> **EXTRACTED DATA**:
• • • •
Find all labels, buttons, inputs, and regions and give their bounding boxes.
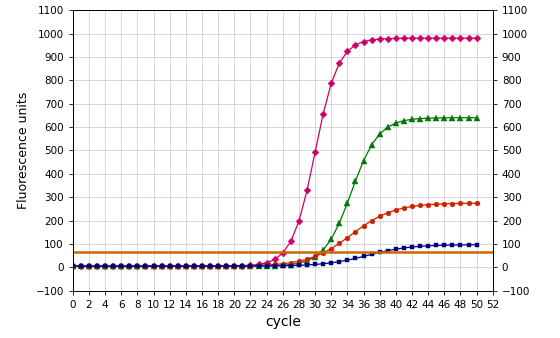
Y-axis label: Fluorescence units: Fluorescence units	[17, 92, 30, 209]
X-axis label: cycle: cycle	[265, 315, 301, 329]
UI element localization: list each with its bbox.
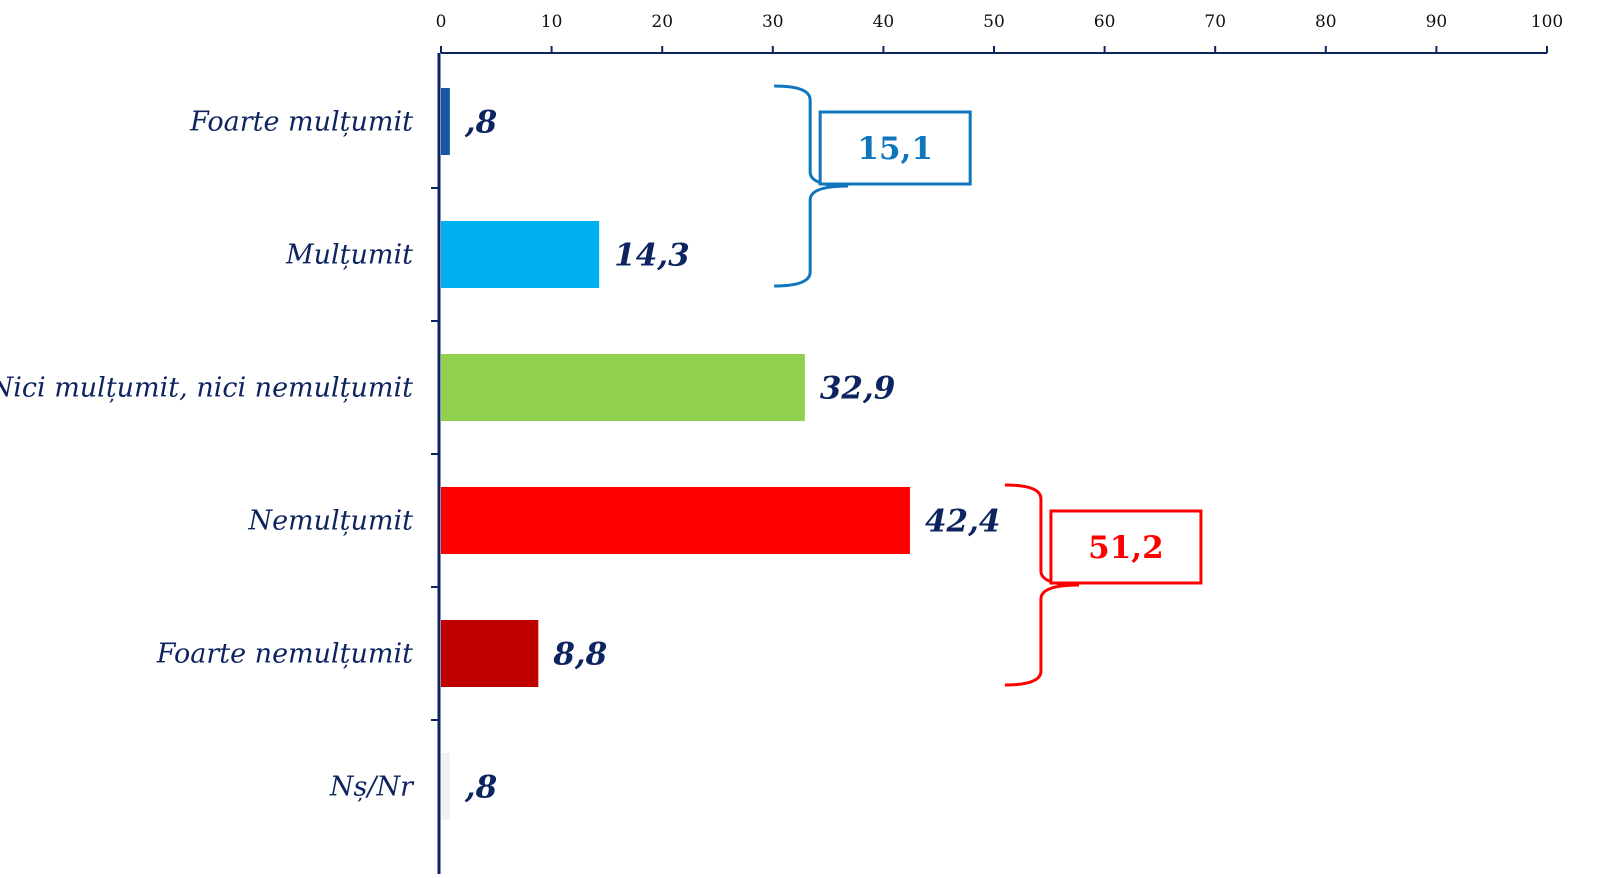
x-tick-label: 80 [1315, 12, 1337, 32]
category-label: Nemulțumit [247, 506, 413, 537]
value-label: 32,9 [820, 371, 896, 407]
category-label: Nș/Nr [329, 772, 415, 803]
x-tick-label: 10 [541, 12, 563, 32]
x-tick-label: 50 [983, 12, 1005, 32]
bar [441, 753, 450, 820]
bar [441, 221, 600, 288]
bar [441, 354, 805, 421]
value-label: ,8 [464, 105, 497, 141]
value-label: ,8 [464, 770, 497, 806]
group-total-label: 15,1 [857, 131, 933, 167]
bar-layer [441, 88, 910, 820]
x-tick-label: 30 [762, 12, 784, 32]
x-tick-label: 0 [436, 12, 447, 32]
category-label: Mulțumit [285, 240, 413, 271]
group-total-box [818, 110, 972, 186]
category-label: Foarte mulțumit [189, 107, 413, 138]
group-total-label: 51,2 [1088, 530, 1164, 566]
x-tick-label: 60 [1094, 12, 1116, 32]
bar [441, 487, 910, 554]
group-total-box [1049, 509, 1203, 585]
label-layer: Foarte mulțumit ,8 Mulțumit 14,3 Nici mulțum… [0, 105, 1000, 806]
value-label: 42,4 [925, 504, 1001, 540]
value-label: 14,3 [614, 238, 690, 274]
value-label: 8,8 [552, 637, 607, 673]
category-label: Foarte nemulțumit [156, 639, 413, 670]
x-tick-label: 20 [651, 12, 673, 32]
x-tick-label: 70 [1204, 12, 1226, 32]
x-tick-label: 90 [1426, 12, 1448, 32]
category-label: Nici mulțumit, nici nemulțumit [0, 373, 413, 404]
bar [441, 620, 539, 687]
axis-layer: 0 10 20 30 40 50 60 70 80 90 100 [431, 12, 1563, 874]
x-tick-label: 40 [873, 12, 895, 32]
x-tick-label: 100 [1531, 12, 1563, 32]
annotation-layer: 15,1 51,2 [774, 84, 1203, 687]
bar [441, 88, 450, 155]
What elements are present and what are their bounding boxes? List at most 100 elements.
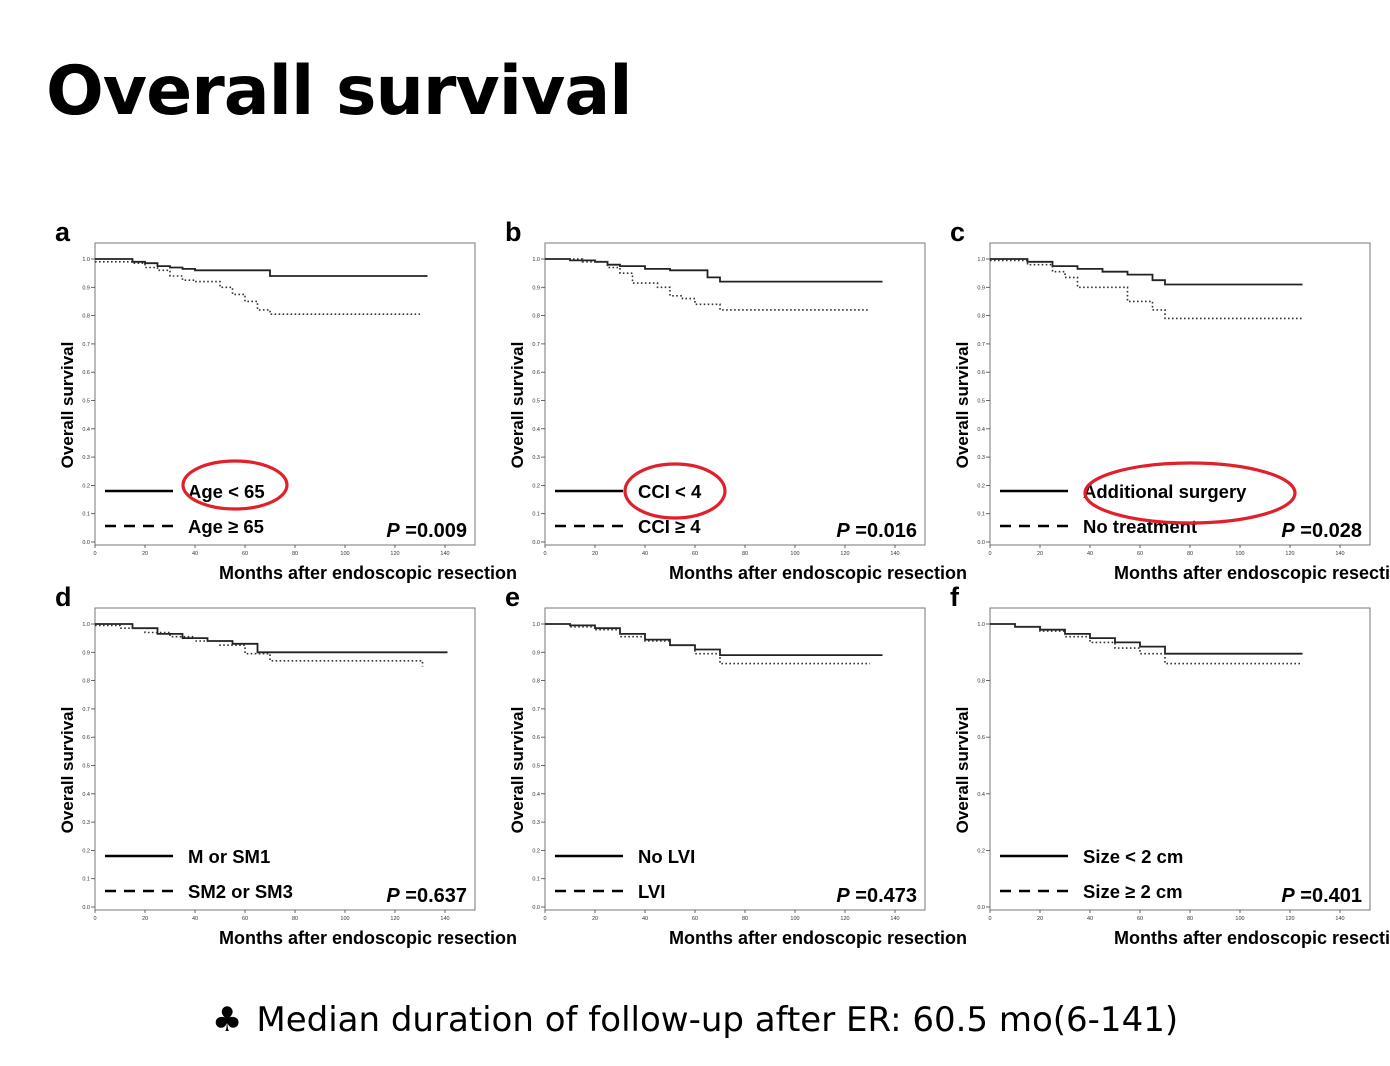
highlight-ellipse xyxy=(181,459,289,511)
legend-label: Additional surgery xyxy=(1083,481,1247,502)
y-tick-label: 0.5 xyxy=(82,764,90,770)
x-tick-label: 20 xyxy=(1037,916,1043,922)
y-tick-label: 0.4 xyxy=(82,427,90,433)
y-tick-label: 0.0 xyxy=(532,540,540,546)
y-tick-label: 0.6 xyxy=(82,735,90,741)
x-tick-label: 60 xyxy=(242,551,248,557)
x-tick-label: 100 xyxy=(340,551,349,557)
x-tick-label: 100 xyxy=(790,916,799,922)
y-tick-label: 0.3 xyxy=(977,455,985,461)
y-tick-label: 1.0 xyxy=(532,257,540,263)
x-tick-label: 20 xyxy=(1037,551,1043,557)
y-tick-label: 0.6 xyxy=(977,370,985,376)
x-tick-label: 20 xyxy=(592,551,598,557)
y-tick-label: 0.9 xyxy=(82,285,90,291)
x-tick-label: 60 xyxy=(692,551,698,557)
x-tick-label: 140 xyxy=(440,551,449,557)
survival-curve-dotted xyxy=(990,259,1303,320)
x-axis-label: Months after endoscopic resection xyxy=(219,563,517,583)
x-tick-label: 100 xyxy=(340,916,349,922)
y-tick-label: 0.8 xyxy=(532,314,540,320)
panel-c: c 0.0 0.1 0.2 0.3 0.4 0.5 0.6 0.7 0.8 0.9 1.0 0 20 40 6… xyxy=(950,217,1390,583)
legend-label: SM2 or SM3 xyxy=(188,881,293,902)
x-tick-label: 60 xyxy=(242,916,248,922)
y-tick-label: 0.2 xyxy=(977,483,985,489)
p-value: P =0.016 xyxy=(836,520,917,542)
legend-label: Age < 65 xyxy=(188,481,265,502)
y-axis-label: Overall survival xyxy=(953,342,972,469)
x-tick-label: 60 xyxy=(692,916,698,922)
x-tick-label: 40 xyxy=(642,551,648,557)
x-tick-label: 0 xyxy=(988,551,991,557)
y-tick-label: 0.6 xyxy=(82,370,90,376)
panel-f: f 0.0 0.2 0.4 0.6 0.8 1.0 0 20 40 60 80 100 120 140 Mon… xyxy=(950,582,1390,948)
y-tick-label: 0.5 xyxy=(532,399,540,405)
y-tick-label: 1.0 xyxy=(532,622,540,628)
plot-frame xyxy=(989,242,1371,546)
x-tick-label: 120 xyxy=(840,551,849,557)
y-tick-label: 0.9 xyxy=(532,650,540,656)
x-tick-label: 20 xyxy=(142,551,148,557)
x-tick-label: 0 xyxy=(543,916,546,922)
y-tick-label: 0.8 xyxy=(532,679,540,685)
x-tick-label: 80 xyxy=(1187,916,1193,922)
panel-a: a 0.0 0.1 0.2 0.3 0.4 0.5 0.6 0.7 0.8 0.9 1.0 0 20 40 6… xyxy=(55,217,517,583)
x-tick-label: 40 xyxy=(1087,551,1093,557)
legend-label: M or SM1 xyxy=(188,846,270,867)
y-tick-label: 0.4 xyxy=(532,427,540,433)
footer-text: Median duration of follow-up after ER: 6… xyxy=(256,1000,1179,1040)
y-tick-label: 0.4 xyxy=(977,427,985,433)
x-tick-label: 120 xyxy=(1285,916,1294,922)
y-tick-label: 0.8 xyxy=(977,314,985,320)
y-tick-label: 1.0 xyxy=(82,622,90,628)
x-tick-label: 20 xyxy=(142,916,148,922)
y-tick-label: 1.0 xyxy=(82,257,90,263)
y-tick-label: 0.4 xyxy=(977,792,985,798)
y-tick-label: 0.0 xyxy=(82,905,90,911)
panel-letter: a xyxy=(55,217,71,247)
p-value: P =0.009 xyxy=(386,520,467,542)
y-tick-label: 1.0 xyxy=(977,257,985,263)
y-tick-label: 1.0 xyxy=(977,622,985,628)
highlight-ellipse xyxy=(1083,461,1297,525)
survival-curve-dotted xyxy=(545,258,870,311)
plot-frame xyxy=(544,242,926,546)
y-tick-label: 0.0 xyxy=(977,540,985,546)
panel-letter: b xyxy=(505,217,522,247)
x-axis-label: Months after endoscopic resection xyxy=(1114,563,1390,583)
y-tick-label: 0.4 xyxy=(532,792,540,798)
x-tick-label: 120 xyxy=(390,551,399,557)
y-tick-label: 0.2 xyxy=(82,848,90,854)
x-tick-label: 140 xyxy=(890,551,899,557)
x-tick-label: 80 xyxy=(1187,551,1193,557)
plot-frame xyxy=(94,242,476,546)
y-tick-label: 0.0 xyxy=(82,540,90,546)
legend-label: Age ≥ 65 xyxy=(188,516,264,537)
y-tick-label: 0.5 xyxy=(532,764,540,770)
survival-curve-solid xyxy=(990,623,1303,655)
legend-label: LVI xyxy=(638,881,665,902)
x-tick-label: 100 xyxy=(790,551,799,557)
x-tick-label: 40 xyxy=(1087,916,1093,922)
x-tick-label: 0 xyxy=(543,551,546,557)
y-tick-label: 0.7 xyxy=(82,342,90,348)
panel-letter: d xyxy=(55,582,72,612)
y-tick-label: 0.1 xyxy=(82,877,90,883)
y-tick-label: 0.6 xyxy=(532,735,540,741)
survival-curve-solid xyxy=(990,258,1303,286)
y-tick-label: 0.2 xyxy=(532,483,540,489)
y-axis-label: Overall survival xyxy=(58,342,77,469)
survival-curve-dotted xyxy=(990,623,1303,665)
survival-curve-dotted xyxy=(545,623,870,665)
y-tick-label: 0.6 xyxy=(532,370,540,376)
y-tick-label: 0.2 xyxy=(977,848,985,854)
y-axis-label: Overall survival xyxy=(953,707,972,834)
legend-label: Size < 2 cm xyxy=(1083,846,1183,867)
y-tick-label: 0.1 xyxy=(532,512,540,518)
x-tick-label: 100 xyxy=(1235,551,1244,557)
legend-label: CCI < 4 xyxy=(638,481,702,502)
x-axis-label: Months after endoscopic resection xyxy=(669,563,967,583)
x-tick-label: 0 xyxy=(988,916,991,922)
x-tick-label: 40 xyxy=(642,916,648,922)
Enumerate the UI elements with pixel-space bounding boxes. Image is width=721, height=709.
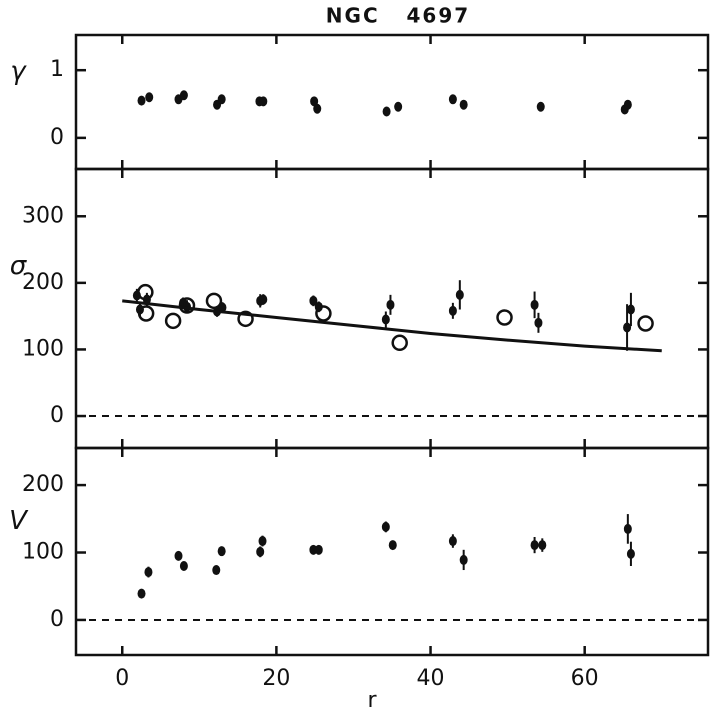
filled-point xyxy=(144,567,153,578)
open-point xyxy=(137,305,155,322)
filled-point xyxy=(623,322,632,333)
filled-point xyxy=(310,96,319,107)
filled-point xyxy=(382,106,391,117)
y-tick-label: 100 xyxy=(22,336,64,361)
open-point xyxy=(496,309,513,326)
filled-point xyxy=(386,299,395,310)
filled-point xyxy=(459,99,468,110)
filled-point xyxy=(256,546,265,557)
filled-point xyxy=(259,96,268,107)
filled-point xyxy=(179,90,188,101)
filled-point xyxy=(217,94,226,105)
filled-point xyxy=(314,544,323,555)
filled-point xyxy=(534,317,543,328)
filled-point xyxy=(623,99,632,110)
filled-point xyxy=(455,289,464,300)
x-tick-label: 40 xyxy=(417,666,445,691)
y-tick-label: 300 xyxy=(22,203,64,228)
filled-point xyxy=(626,548,635,559)
filled-point xyxy=(623,523,632,534)
open-point xyxy=(137,283,154,301)
y-axis-label: σ xyxy=(10,251,28,281)
y-axis-label: γ xyxy=(10,57,27,87)
x-axis-label: r xyxy=(367,688,377,709)
y-tick-label: 100 xyxy=(22,540,64,565)
panel-frame xyxy=(74,33,710,171)
filled-point xyxy=(394,101,403,112)
y-tick-label: 0 xyxy=(50,125,64,150)
filled-point xyxy=(530,540,539,551)
y-tick-label: 0 xyxy=(50,403,64,428)
y-tick-label: 0 xyxy=(50,607,64,632)
chart-title: NGC 4697 xyxy=(326,4,470,28)
filled-point xyxy=(137,95,146,106)
filled-point xyxy=(381,521,390,532)
filled-point xyxy=(448,536,457,547)
x-tick-label: 0 xyxy=(115,666,129,691)
filled-point xyxy=(313,103,322,114)
x-tick-label: 20 xyxy=(262,666,290,691)
filled-point xyxy=(137,588,146,599)
open-point xyxy=(637,315,654,332)
filled-point xyxy=(530,299,539,310)
y-tick-label: 200 xyxy=(22,270,64,295)
filled-point xyxy=(626,304,635,315)
filled-point xyxy=(179,560,188,571)
filled-point xyxy=(459,554,468,565)
open-point xyxy=(391,334,408,352)
filled-point xyxy=(388,540,397,551)
open-point xyxy=(178,297,196,314)
filled-point xyxy=(381,314,390,325)
panel-frame xyxy=(74,446,710,657)
open-point xyxy=(237,310,254,328)
filled-point xyxy=(448,305,457,316)
y-tick-label: 1 xyxy=(50,57,64,82)
x-tick-label: 60 xyxy=(571,666,599,691)
filled-point xyxy=(174,550,183,561)
filled-point xyxy=(309,295,318,306)
y-tick-label: 200 xyxy=(22,472,64,497)
filled-point xyxy=(448,94,457,105)
filled-point xyxy=(536,101,545,112)
open-point xyxy=(205,292,223,310)
filled-point xyxy=(217,546,226,557)
filled-point xyxy=(212,565,221,576)
open-point xyxy=(164,312,182,330)
filled-point xyxy=(258,536,267,547)
open-point xyxy=(315,305,332,322)
model-curve xyxy=(122,299,662,353)
y-axis-label: V xyxy=(9,506,29,536)
filled-point xyxy=(259,294,268,305)
filled-point xyxy=(538,540,547,551)
filled-point xyxy=(145,92,154,103)
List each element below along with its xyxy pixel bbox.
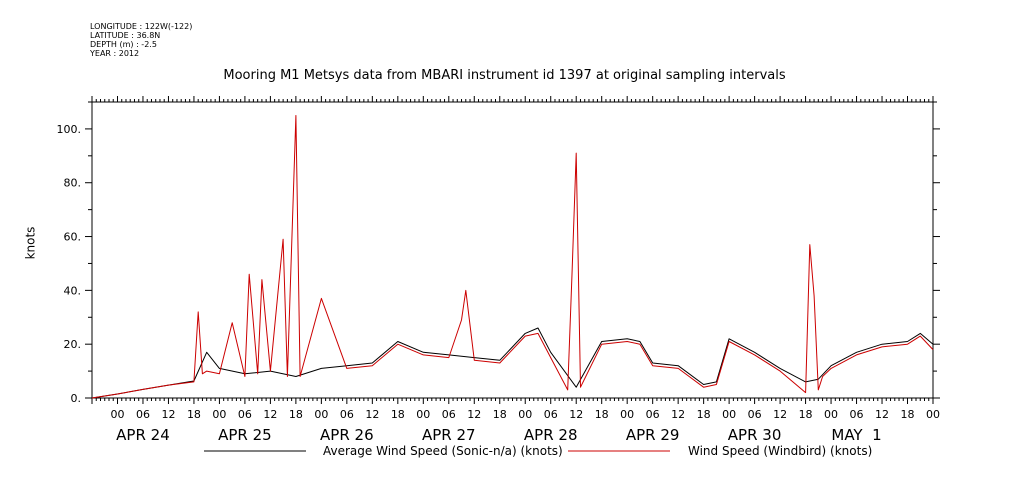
• • • •
> **TASK DIRECTIONS**:
From the start of the data through the line containing "UI element localization: list", inclusive, substitute "bounding rectangles" for "bounding boxes" and give those lines again with nothing else changed. Leave the pictures out.

> **EXERCISE RESPONSE**:
Find all labels, buttons, inputs, and regions and give their bounding rectangles.
Y-axis label: Fluorescence units: Fluorescence units	[17, 92, 30, 209]
X-axis label: cycle: cycle	[265, 315, 301, 329]
UI element localization: list each with its bbox.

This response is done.